**Problem requirements**
Copy out the complete listing, word for word.

>> START

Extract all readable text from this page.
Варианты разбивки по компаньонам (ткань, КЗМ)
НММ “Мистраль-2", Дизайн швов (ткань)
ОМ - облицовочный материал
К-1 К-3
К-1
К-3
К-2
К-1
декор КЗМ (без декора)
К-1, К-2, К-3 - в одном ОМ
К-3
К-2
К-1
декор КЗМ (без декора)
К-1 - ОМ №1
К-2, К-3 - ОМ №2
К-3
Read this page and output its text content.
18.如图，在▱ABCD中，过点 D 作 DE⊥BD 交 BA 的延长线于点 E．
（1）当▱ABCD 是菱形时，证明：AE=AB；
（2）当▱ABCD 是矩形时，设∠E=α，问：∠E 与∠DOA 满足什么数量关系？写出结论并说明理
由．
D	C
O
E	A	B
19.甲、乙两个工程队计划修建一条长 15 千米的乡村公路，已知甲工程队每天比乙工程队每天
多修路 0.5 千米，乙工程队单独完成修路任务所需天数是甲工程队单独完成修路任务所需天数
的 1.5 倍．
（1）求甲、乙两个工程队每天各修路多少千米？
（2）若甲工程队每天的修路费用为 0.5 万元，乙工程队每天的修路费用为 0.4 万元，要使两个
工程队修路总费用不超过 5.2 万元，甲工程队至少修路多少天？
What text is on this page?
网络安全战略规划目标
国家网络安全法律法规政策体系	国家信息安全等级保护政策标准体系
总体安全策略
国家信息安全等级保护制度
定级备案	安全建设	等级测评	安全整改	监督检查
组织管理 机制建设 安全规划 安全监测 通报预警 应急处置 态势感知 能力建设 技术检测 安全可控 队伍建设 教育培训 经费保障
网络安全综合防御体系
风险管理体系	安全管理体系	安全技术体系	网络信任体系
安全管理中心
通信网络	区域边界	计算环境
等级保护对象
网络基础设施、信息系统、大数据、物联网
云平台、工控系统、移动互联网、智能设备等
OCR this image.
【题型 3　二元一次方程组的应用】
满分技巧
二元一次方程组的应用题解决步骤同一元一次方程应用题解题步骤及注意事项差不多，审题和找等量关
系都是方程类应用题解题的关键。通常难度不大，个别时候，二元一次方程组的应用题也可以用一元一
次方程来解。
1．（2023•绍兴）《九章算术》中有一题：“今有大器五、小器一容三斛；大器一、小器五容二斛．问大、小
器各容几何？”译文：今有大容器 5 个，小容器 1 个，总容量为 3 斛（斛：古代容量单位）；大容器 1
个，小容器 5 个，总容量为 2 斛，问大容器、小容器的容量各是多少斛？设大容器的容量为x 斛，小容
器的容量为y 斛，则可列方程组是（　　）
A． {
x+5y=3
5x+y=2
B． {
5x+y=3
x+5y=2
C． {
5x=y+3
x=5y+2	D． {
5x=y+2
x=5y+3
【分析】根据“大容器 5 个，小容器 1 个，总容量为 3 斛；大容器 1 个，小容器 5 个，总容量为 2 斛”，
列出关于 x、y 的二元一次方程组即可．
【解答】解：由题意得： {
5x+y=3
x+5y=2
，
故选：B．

>> END

**Task answer**
Extract all readable text from this page.
Варианты разбивки по компаньонам (ткань, КЗМ)
НММ “Мистраль-2", Дизайн швов (ткань)
ОМ - облицовочный материал
К-1 К-3
К-1
К-3
К-2
К-1
декор КЗМ (без декора)
К-1, К-2, К-3 - в одном ОМ
К-3
К-2
К-1
декор КЗМ (без декора)
К-1 - ОМ №1
К-2, К-3 - ОМ №2
К-3
Read this page and output its text content.
18.如图，在▱ABCD中，过点 D 作 DE⊥BD 交 BA 的延长线于点 E．
（1）当▱ABCD 是菱形时，证明：AE=AB；
（2）当▱ABCD 是矩形时，设∠E=α，问：∠E 与∠DOA 满足什么数量关系？写出结论并说明理
由．
D	C
O
E	A	B
19.甲、乙两个工程队计划修建一条长 15 千米的乡村公路，已知甲工程队每天比乙工程队每天
多修路 0.5 千米，乙工程队单独完成修路任务所需天数是甲工程队单独完成修路任务所需天数
的 1.5 倍．
（1）求甲、乙两个工程队每天各修路多少千米？
（2）若甲工程队每天的修路费用为 0.5 万元，乙工程队每天的修路费用为 0.4 万元，要使两个
工程队修路总费用不超过 5.2 万元，甲工程队至少修路多少天？
What text is on this page?
网络安全战略规划目标
国家网络安全法律法规政策体系	国家信息安全等级保护政策标准体系
总体安全策略
国家信息安全等级保护制度
定级备案	安全建设	等级测评	安全整改	监督检查
组织管理 机制建设 安全规划 安全监测 通报预警 应急处置 态势感知 能力建设 技术检测 安全可控 队伍建设 教育培训 经费保障
网络安全综合防御体系
风险管理体系	安全管理体系	安全技术体系	网络信任体系
安全管理中心
通信网络	区域边界	计算环境
等级保护对象
网络基础设施、信息系统、大数据、物联网
云平台、工控系统、移动互联网、智能设备等
OCR this image.
【题型 3　二元一次方程组的应用】
满分技巧
二元一次方程组的应用题解决步骤同一元一次方程应用题解题步骤及注意事项差不多，审题和找等量关
系都是方程类应用题解题的关键。通常难度不大，个别时候，二元一次方程组的应用题也可以用一元一
次方程来解。
1．（2023•绍兴）《九章算术》中有一题：“今有大器五、小器一容三斛；大器一、小器五容二斛．问大、小
器各容几何？”译文：今有大容器 5 个，小容器 1 个，总容量为 3 斛（斛：古代容量单位）；大容器 1
个，小容器 5 个，总容量为 2 斛，问大容器、小容器的容量各是多少斛？设大容器的容量为x 斛，小容
器的容量为y 斛，则可列方程组是（　　）
A． {
x+5y=3
5x+y=2
B． {
5x+y=3
x+5y=2
C． {
5x=y+3
x=5y+2	D． {
5x=y+2
x=5y+3
【分析】根据“大容器 5 个，小容器 1 个，总容量为 3 斛；大容器 1 个，小容器 5 个，总容量为 2 斛”，
列出关于 x、y 的二元一次方程组即可．
【解答】解：由题意得： {
5x+y=3
x+5y=2
，
故选：B．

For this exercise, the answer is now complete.